*Dataset records*.
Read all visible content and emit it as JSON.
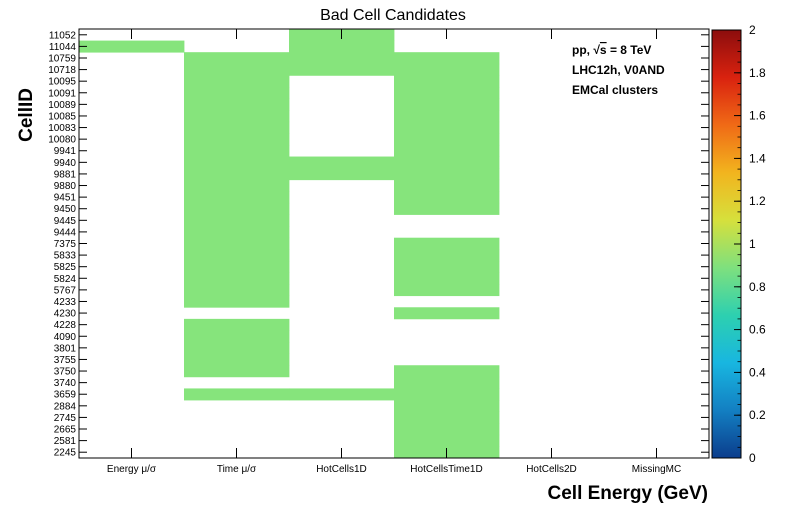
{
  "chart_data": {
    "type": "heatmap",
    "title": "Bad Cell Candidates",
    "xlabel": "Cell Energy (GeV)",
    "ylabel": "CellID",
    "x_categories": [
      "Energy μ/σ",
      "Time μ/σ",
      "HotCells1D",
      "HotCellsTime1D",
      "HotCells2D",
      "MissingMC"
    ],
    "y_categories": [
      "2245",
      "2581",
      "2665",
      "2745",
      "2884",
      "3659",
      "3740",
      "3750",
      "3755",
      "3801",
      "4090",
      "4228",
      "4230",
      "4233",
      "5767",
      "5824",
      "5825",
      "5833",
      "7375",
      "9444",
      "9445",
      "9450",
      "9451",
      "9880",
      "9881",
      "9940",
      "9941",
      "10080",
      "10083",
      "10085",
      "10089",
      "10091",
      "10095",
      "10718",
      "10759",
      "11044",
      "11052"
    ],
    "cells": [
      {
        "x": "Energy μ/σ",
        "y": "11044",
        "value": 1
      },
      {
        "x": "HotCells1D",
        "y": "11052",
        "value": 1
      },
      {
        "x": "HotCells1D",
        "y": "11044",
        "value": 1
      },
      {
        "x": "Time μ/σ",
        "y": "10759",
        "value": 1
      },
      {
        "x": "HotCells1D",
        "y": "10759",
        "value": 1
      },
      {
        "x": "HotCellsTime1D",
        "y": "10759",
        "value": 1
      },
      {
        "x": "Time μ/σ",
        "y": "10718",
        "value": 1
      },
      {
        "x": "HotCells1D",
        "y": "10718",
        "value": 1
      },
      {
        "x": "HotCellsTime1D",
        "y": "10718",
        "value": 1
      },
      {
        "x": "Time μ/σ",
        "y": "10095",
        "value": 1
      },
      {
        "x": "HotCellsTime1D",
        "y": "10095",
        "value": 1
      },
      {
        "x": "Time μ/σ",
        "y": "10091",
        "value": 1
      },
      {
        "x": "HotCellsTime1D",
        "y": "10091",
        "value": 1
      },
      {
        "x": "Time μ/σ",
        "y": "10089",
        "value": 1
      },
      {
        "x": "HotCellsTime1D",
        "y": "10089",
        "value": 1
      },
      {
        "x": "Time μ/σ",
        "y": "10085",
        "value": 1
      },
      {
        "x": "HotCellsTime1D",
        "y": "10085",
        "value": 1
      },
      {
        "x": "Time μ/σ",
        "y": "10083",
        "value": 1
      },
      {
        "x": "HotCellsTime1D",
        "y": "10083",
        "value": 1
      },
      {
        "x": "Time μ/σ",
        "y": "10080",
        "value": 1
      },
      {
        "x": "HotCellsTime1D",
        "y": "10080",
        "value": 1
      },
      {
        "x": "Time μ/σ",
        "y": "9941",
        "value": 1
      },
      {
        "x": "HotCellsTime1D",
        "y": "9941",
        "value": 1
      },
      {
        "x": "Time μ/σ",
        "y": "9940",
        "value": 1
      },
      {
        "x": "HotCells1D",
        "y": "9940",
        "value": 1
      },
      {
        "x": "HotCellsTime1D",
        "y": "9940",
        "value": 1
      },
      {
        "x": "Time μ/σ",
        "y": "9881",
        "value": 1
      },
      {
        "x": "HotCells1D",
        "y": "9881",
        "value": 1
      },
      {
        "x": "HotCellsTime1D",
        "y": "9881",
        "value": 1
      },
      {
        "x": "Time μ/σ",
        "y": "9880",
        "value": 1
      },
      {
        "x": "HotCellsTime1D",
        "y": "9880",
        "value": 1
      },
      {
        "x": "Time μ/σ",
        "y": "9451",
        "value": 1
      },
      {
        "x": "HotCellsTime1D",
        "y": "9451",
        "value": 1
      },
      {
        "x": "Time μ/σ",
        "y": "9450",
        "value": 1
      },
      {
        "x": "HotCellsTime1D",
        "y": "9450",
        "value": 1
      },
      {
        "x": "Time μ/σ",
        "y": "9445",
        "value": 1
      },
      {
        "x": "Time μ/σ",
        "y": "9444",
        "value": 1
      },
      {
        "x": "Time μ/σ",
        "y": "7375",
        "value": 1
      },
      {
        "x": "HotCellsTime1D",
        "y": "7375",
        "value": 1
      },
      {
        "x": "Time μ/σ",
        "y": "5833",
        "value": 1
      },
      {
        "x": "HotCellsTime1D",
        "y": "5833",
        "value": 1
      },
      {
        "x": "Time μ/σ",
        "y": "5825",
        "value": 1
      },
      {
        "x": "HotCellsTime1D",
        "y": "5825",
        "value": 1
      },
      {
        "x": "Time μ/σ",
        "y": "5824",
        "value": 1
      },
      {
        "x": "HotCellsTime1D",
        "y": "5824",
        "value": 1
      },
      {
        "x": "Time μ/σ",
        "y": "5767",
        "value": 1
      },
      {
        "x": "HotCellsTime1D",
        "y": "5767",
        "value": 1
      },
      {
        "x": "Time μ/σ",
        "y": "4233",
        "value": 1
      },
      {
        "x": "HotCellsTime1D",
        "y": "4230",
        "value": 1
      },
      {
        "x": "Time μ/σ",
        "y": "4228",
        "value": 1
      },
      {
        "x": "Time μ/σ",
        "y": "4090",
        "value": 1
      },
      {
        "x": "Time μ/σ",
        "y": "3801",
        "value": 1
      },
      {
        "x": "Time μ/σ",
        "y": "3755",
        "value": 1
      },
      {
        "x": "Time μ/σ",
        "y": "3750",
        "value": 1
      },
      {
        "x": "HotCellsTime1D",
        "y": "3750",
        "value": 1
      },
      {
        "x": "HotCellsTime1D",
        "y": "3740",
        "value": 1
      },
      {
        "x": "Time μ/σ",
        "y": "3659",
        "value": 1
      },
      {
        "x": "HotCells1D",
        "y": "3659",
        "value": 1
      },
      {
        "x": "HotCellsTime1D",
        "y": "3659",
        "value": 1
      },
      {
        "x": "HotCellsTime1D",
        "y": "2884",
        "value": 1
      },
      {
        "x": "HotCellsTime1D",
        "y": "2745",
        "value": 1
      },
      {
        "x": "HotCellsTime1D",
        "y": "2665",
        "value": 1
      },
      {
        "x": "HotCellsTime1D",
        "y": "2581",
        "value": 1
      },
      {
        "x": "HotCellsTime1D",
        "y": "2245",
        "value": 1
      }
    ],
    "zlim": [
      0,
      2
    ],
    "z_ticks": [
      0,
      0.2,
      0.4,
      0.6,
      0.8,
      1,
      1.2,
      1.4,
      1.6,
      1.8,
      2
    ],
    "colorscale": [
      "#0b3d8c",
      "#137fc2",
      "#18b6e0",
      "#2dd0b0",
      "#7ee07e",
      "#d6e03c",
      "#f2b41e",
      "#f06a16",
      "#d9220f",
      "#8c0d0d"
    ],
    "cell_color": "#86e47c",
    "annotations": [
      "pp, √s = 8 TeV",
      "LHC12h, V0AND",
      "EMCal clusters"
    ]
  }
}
==
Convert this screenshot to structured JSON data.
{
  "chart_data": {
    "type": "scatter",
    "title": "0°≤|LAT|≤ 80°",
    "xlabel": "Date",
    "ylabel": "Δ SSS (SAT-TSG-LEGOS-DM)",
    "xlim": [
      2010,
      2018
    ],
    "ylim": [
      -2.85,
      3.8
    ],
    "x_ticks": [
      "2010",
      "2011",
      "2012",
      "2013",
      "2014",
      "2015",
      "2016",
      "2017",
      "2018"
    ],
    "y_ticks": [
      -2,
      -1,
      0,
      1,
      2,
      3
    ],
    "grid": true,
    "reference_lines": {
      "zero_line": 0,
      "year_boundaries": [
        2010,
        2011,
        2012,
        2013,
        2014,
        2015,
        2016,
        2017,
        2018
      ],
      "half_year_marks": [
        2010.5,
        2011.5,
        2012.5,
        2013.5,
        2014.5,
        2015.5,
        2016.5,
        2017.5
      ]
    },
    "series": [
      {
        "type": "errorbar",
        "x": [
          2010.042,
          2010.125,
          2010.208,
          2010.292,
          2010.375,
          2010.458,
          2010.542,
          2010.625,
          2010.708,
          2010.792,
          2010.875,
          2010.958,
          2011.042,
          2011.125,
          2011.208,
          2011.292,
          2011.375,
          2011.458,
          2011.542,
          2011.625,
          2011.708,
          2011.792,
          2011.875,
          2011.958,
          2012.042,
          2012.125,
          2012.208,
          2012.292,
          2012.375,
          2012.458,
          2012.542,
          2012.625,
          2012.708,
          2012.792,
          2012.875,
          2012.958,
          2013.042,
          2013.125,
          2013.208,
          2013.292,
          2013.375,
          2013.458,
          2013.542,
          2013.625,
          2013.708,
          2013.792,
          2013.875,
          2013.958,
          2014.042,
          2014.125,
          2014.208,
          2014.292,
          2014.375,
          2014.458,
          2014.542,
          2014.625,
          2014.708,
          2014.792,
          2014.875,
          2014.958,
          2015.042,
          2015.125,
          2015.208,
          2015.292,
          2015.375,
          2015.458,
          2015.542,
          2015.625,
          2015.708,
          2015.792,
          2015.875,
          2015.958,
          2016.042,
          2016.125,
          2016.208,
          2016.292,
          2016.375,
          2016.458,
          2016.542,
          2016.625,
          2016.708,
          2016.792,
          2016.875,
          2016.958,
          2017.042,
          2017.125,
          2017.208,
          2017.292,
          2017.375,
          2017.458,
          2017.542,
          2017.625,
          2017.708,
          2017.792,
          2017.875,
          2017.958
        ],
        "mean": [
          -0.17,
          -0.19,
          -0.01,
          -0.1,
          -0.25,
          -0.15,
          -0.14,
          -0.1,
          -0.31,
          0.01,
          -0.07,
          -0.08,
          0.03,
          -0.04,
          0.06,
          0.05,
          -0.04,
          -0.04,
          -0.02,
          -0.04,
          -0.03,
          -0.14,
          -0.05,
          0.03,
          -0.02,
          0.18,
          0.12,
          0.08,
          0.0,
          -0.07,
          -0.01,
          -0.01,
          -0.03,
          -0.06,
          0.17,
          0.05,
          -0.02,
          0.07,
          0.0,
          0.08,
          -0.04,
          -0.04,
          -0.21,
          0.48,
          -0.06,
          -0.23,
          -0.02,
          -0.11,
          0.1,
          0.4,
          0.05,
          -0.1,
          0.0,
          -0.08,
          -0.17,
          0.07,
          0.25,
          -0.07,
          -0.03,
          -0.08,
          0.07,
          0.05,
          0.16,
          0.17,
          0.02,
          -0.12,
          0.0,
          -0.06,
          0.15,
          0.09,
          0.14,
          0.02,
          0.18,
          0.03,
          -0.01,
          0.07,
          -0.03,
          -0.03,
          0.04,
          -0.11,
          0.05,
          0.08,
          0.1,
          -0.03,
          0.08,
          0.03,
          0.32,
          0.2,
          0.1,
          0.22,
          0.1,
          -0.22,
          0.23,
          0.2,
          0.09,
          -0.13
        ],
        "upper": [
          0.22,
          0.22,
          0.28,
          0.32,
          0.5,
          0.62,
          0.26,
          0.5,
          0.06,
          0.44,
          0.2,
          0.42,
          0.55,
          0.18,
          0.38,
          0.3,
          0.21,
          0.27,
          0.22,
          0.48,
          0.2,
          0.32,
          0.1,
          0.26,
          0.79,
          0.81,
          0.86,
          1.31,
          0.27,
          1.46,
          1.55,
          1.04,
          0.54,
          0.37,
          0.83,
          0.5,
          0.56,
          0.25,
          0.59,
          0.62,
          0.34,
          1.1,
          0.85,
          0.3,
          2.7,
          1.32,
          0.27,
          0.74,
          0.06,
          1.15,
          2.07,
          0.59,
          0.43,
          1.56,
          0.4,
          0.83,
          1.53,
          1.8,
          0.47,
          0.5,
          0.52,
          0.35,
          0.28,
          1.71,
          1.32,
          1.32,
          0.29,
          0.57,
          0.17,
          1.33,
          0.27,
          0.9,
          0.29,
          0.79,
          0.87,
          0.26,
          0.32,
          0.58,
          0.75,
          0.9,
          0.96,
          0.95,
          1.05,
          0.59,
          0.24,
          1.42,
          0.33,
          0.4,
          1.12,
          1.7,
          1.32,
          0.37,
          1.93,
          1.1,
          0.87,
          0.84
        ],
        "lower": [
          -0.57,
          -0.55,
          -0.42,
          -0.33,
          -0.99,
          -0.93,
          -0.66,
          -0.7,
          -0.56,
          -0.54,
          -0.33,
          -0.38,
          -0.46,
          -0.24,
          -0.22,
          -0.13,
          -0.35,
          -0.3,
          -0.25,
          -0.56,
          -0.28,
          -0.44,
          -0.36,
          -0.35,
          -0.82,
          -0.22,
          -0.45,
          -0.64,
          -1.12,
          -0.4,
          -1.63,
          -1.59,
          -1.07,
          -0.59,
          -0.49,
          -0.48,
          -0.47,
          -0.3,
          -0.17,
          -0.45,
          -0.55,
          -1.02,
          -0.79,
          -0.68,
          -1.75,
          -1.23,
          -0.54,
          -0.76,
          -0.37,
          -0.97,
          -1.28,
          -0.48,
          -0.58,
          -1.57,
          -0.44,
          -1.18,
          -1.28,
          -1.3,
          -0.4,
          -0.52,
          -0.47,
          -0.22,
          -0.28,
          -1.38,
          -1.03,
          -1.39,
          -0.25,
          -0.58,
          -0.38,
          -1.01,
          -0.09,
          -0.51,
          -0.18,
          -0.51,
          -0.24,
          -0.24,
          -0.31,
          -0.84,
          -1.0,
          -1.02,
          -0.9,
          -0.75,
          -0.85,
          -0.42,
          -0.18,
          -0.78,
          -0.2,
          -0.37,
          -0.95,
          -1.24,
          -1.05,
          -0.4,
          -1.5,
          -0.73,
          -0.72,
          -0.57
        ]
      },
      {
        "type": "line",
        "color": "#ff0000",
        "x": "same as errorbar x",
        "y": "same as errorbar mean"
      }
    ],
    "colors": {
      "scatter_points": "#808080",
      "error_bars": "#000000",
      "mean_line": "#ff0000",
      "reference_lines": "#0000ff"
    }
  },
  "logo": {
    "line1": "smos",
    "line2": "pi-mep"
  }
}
--
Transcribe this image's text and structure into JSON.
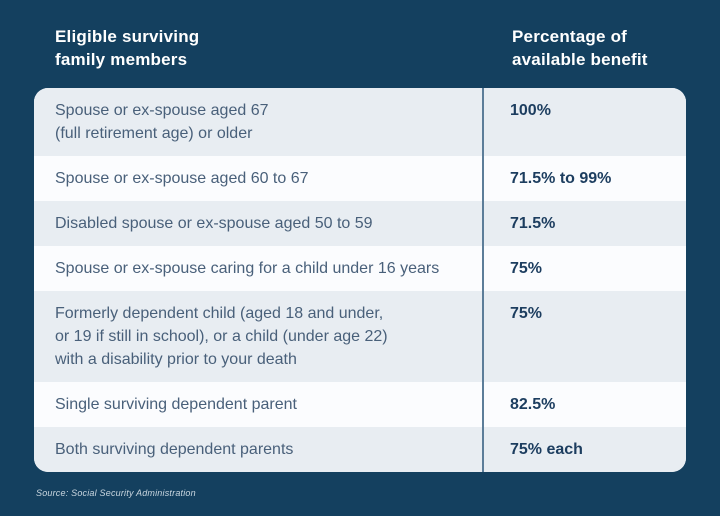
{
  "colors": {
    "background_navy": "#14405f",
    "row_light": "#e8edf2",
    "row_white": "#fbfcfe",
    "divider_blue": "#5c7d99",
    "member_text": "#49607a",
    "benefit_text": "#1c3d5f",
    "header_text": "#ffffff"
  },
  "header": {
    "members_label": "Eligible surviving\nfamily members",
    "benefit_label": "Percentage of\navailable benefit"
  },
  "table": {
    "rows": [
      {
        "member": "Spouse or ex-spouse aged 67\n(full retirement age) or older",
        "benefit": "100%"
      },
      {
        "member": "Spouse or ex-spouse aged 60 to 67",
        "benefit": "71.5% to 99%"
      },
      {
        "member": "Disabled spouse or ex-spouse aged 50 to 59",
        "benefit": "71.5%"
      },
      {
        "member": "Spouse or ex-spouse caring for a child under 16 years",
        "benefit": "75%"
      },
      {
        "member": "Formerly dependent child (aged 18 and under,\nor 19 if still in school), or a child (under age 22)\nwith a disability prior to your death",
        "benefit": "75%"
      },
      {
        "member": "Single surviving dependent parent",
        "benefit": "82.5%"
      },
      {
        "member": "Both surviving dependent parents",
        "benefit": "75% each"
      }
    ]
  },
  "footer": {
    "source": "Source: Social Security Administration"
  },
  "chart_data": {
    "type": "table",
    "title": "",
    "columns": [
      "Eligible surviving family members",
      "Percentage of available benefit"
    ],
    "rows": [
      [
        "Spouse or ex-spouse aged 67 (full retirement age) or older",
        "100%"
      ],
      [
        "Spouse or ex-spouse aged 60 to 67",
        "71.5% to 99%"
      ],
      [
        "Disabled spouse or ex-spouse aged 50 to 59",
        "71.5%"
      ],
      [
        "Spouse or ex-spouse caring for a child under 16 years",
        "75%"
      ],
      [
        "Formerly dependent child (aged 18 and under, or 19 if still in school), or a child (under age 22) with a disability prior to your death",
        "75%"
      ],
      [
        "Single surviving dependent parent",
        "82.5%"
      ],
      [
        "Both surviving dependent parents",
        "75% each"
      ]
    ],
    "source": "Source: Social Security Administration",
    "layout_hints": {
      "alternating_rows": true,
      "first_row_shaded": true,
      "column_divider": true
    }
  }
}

*To be done*. Report each line of the material above where the word "members" appears.

*Worked answer*.
    "members_label": "Eligible surviving\nfamily members",
      "Eligible surviving family members",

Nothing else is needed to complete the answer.